### Material provided

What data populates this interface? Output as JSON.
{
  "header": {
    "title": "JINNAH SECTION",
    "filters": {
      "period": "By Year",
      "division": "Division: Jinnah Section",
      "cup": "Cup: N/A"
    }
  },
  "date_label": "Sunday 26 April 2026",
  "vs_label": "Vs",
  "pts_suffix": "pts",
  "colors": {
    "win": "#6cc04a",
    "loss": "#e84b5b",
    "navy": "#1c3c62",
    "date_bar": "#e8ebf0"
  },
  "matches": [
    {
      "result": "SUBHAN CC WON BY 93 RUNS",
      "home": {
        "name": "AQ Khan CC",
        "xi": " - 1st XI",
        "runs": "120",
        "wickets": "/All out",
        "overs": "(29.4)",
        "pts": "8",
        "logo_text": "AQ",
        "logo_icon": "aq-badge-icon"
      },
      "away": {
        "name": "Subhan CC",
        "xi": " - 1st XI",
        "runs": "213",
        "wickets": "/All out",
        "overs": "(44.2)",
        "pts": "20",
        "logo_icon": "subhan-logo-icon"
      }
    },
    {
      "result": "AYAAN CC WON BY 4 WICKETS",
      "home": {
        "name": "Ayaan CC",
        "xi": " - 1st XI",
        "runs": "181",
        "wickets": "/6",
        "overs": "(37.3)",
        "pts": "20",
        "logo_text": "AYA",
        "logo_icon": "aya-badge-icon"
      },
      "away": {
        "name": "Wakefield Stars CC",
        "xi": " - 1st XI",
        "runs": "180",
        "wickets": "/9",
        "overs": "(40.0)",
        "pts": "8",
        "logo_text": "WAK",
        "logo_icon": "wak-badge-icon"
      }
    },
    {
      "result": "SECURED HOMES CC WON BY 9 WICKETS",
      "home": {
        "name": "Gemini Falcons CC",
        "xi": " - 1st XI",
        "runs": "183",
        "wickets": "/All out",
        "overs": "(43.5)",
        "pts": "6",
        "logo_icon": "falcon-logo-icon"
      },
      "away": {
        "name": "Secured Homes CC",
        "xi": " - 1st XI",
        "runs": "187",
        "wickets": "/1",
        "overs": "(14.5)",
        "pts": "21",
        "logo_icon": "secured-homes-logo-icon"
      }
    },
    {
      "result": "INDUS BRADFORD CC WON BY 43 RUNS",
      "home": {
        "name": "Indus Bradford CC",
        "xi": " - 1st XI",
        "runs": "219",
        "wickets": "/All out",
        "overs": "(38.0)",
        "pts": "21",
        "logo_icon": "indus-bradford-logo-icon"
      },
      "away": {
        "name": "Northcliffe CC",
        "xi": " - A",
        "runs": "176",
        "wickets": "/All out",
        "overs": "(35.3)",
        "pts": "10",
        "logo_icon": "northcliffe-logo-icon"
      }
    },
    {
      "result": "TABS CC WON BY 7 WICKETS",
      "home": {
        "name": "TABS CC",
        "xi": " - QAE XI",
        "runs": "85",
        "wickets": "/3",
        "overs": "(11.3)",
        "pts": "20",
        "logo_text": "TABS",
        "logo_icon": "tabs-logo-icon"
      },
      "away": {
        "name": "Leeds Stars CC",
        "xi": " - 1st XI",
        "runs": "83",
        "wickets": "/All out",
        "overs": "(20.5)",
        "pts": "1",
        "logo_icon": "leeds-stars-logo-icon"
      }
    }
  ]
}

### What is being asked
Could you transcribe the records in full, exactly?

### Exercise result
What data populates this interface? Output as JSON.
{
  "header": {
    "title": "JINNAH SECTION",
    "filters": {
      "period": "By Year",
      "division": "Division: Jinnah Section",
      "cup": "Cup: N/A"
    }
  },
  "date_label": "Sunday 26 April 2026",
  "vs_label": "Vs",
  "pts_suffix": "pts",
  "colors": {
    "win": "#6cc04a",
    "loss": "#e84b5b",
    "navy": "#1c3c62",
    "date_bar": "#e8ebf0"
  },
  "matches": [
    {
      "result": "SUBHAN CC WON BY 93 RUNS",
      "home": {
        "name": "AQ Khan CC",
        "xi": " - 1st XI",
        "runs": "120",
        "wickets": "/All out",
        "overs": "(29.4)",
        "pts": "8",
        "logo_text": "AQ",
        "logo_icon": "aq-badge-icon"
      },
      "away": {
        "name": "Subhan CC",
        "xi": " - 1st XI",
        "runs": "213",
        "wickets": "/All out",
        "overs": "(44.2)",
        "pts": "20",
        "logo_icon": "subhan-logo-icon"
      }
    },
    {
      "result": "AYAAN CC WON BY 4 WICKETS",
      "home": {
        "name": "Ayaan CC",
        "xi": " - 1st XI",
        "runs": "181",
        "wickets": "/6",
        "overs": "(37.3)",
        "pts": "20",
        "logo_text": "AYA",
        "logo_icon": "aya-badge-icon"
      },
      "away": {
        "name": "Wakefield Stars CC",
        "xi": " - 1st XI",
        "runs": "180",
        "wickets": "/9",
        "overs": "(40.0)",
        "pts": "8",
        "logo_text": "WAK",
        "logo_icon": "wak-badge-icon"
      }
    },
    {
      "result": "SECURED HOMES CC WON BY 9 WICKETS",
      "home": {
        "name": "Gemini Falcons CC",
        "xi": " - 1st XI",
        "runs": "183",
        "wickets": "/All out",
        "overs": "(43.5)",
        "pts": "6",
        "logo_icon": "falcon-logo-icon"
      },
      "away": {
        "name": "Secured Homes CC",
        "xi": " - 1st XI",
        "runs": "187",
        "wickets": "/1",
        "overs": "(14.5)",
        "pts": "21",
        "logo_icon": "secured-homes-logo-icon"
      }
    },
    {
      "result": "INDUS BRADFORD CC WON BY 43 RUNS",
      "home": {
        "name": "Indus Bradford CC",
        "xi": " - 1st XI",
        "runs": "219",
        "wickets": "/All out",
        "overs": "(38.0)",
        "pts": "21",
        "logo_icon": "indus-bradford-logo-icon"
      },
      "away": {
        "name": "Northcliffe CC",
        "xi": " - A",
        "runs": "176",
        "wickets": "/All out",
        "overs": "(35.3)",
        "pts": "10",
        "logo_icon": "northcliffe-logo-icon"
      }
    },
    {
      "result": "TABS CC WON BY 7 WICKETS",
      "home": {
        "name": "TABS CC",
        "xi": " - QAE XI",
        "runs": "85",
        "wickets": "/3",
        "overs": "(11.3)",
        "pts": "20",
        "logo_text": "TABS",
        "logo_icon": "tabs-logo-icon"
      },
      "away": {
        "name": "Leeds Stars CC",
        "xi": " - 1st XI",
        "runs": "83",
        "wickets": "/All out",
        "overs": "(20.5)",
        "pts": "1",
        "logo_icon": "leeds-stars-logo-icon"
      }
    }
  ]
}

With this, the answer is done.